(Stored records)
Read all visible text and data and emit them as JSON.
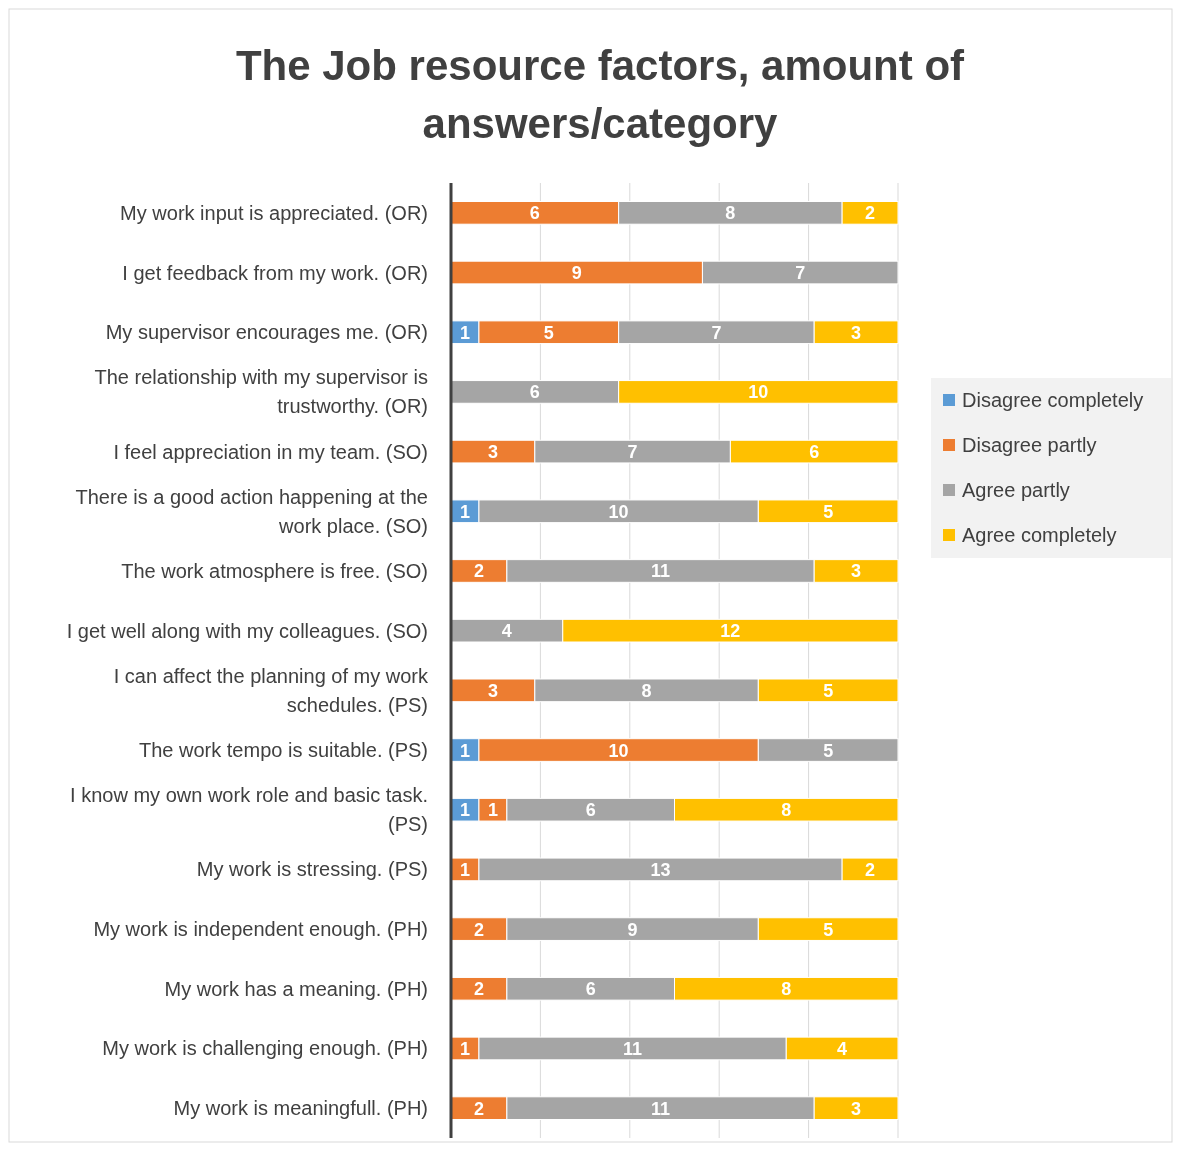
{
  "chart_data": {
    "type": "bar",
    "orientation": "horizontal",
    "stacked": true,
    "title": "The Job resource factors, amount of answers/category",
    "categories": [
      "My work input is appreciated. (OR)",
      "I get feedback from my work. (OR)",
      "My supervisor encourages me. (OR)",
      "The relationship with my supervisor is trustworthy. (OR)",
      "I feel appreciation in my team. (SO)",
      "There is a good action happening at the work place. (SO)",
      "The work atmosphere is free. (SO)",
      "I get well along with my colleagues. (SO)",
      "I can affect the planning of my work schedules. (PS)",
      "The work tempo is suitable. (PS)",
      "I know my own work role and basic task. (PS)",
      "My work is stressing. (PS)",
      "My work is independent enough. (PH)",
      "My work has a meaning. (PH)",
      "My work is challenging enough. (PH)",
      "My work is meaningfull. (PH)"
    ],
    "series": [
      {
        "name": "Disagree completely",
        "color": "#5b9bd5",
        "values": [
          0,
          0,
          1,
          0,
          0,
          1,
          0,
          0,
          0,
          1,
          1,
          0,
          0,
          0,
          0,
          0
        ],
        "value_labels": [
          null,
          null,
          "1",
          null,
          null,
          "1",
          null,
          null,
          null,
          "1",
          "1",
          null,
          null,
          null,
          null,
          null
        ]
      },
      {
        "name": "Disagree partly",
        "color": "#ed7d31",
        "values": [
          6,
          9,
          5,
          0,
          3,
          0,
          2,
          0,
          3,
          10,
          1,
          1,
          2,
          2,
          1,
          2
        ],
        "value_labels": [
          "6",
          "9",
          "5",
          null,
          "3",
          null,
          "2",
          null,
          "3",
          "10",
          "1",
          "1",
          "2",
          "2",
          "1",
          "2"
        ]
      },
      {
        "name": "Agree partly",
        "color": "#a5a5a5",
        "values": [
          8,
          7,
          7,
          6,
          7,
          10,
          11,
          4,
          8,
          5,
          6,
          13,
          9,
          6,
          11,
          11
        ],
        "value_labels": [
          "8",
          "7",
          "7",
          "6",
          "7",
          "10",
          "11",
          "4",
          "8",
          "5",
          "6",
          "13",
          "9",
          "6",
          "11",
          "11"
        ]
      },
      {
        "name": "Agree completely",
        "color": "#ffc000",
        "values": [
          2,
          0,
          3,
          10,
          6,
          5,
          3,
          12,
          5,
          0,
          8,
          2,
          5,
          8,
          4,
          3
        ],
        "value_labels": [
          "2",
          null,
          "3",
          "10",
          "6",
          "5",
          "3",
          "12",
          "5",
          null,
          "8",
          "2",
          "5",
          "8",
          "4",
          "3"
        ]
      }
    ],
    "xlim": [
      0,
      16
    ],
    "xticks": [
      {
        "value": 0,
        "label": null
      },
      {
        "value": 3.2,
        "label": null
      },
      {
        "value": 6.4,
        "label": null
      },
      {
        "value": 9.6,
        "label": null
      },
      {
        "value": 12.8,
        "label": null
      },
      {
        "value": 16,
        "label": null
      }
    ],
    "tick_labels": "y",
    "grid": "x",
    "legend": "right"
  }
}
--
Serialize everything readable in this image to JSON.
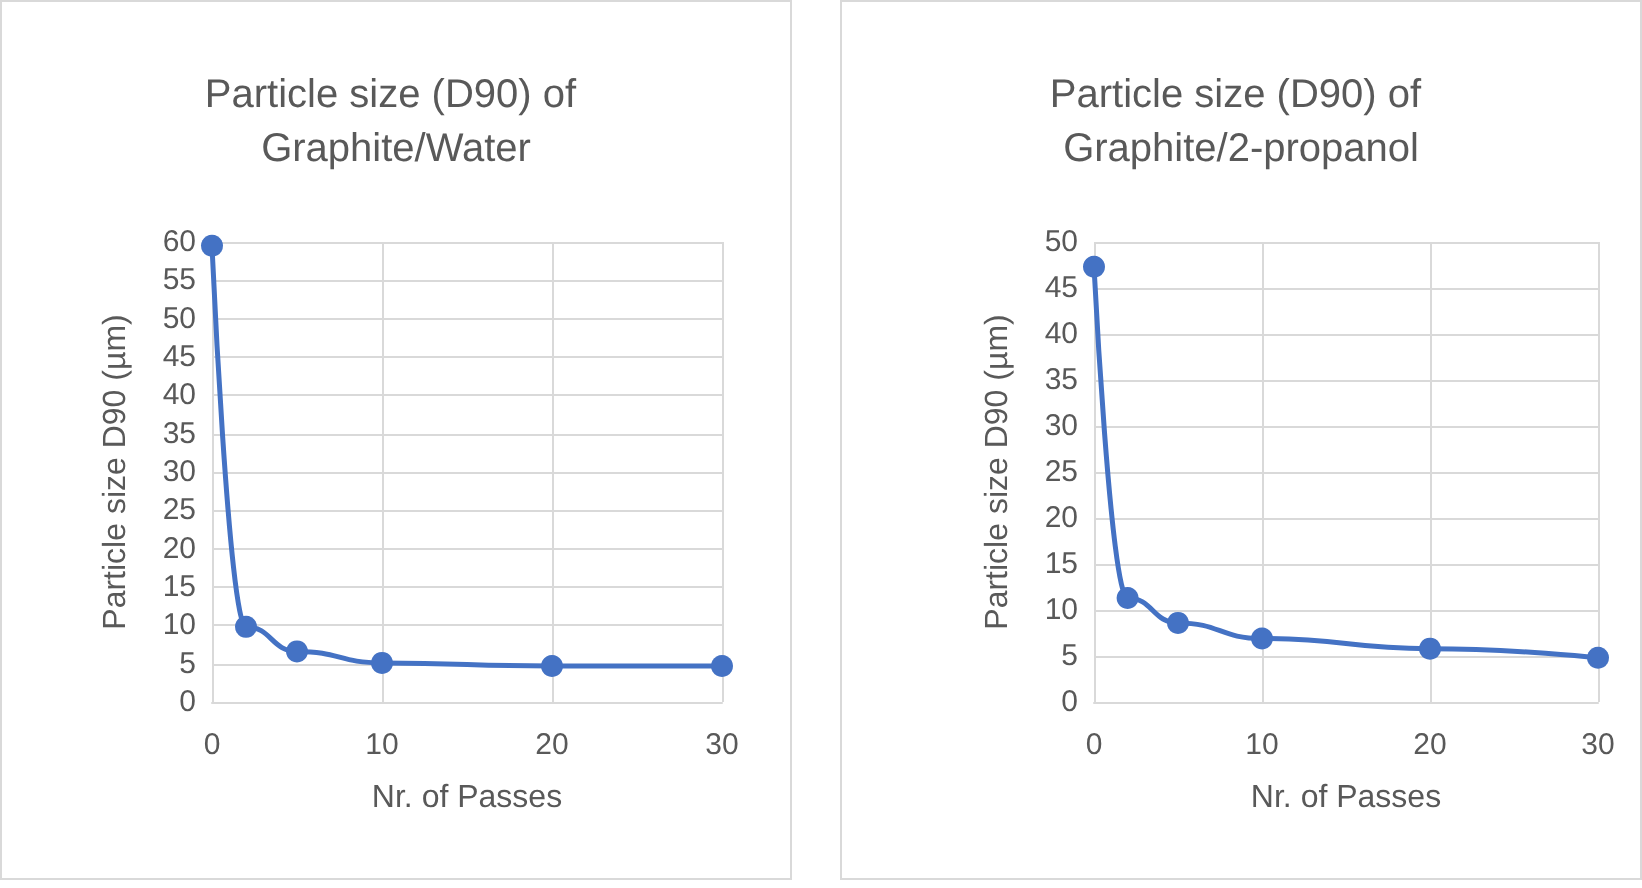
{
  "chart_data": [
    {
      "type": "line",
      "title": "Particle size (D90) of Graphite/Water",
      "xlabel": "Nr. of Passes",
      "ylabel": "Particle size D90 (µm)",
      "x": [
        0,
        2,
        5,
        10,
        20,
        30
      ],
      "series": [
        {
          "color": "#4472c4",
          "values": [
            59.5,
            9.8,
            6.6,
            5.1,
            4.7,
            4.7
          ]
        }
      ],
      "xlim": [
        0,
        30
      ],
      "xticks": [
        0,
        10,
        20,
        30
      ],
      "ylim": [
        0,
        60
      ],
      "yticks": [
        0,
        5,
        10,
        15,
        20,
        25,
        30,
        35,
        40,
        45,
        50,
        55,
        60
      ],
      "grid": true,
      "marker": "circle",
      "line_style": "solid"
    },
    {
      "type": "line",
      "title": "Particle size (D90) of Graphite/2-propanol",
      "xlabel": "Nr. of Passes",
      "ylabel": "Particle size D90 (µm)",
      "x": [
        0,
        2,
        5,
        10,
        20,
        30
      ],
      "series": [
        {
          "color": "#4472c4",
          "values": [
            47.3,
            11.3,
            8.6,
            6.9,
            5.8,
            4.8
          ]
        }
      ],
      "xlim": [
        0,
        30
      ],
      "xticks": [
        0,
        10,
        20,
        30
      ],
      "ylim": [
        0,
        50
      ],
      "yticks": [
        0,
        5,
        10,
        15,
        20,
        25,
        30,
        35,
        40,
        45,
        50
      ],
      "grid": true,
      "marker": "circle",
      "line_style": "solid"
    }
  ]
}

JOB: Find the number of lines in which the word "size" occurs, and write nothing but that number.

CORRECT RESPONSE: 4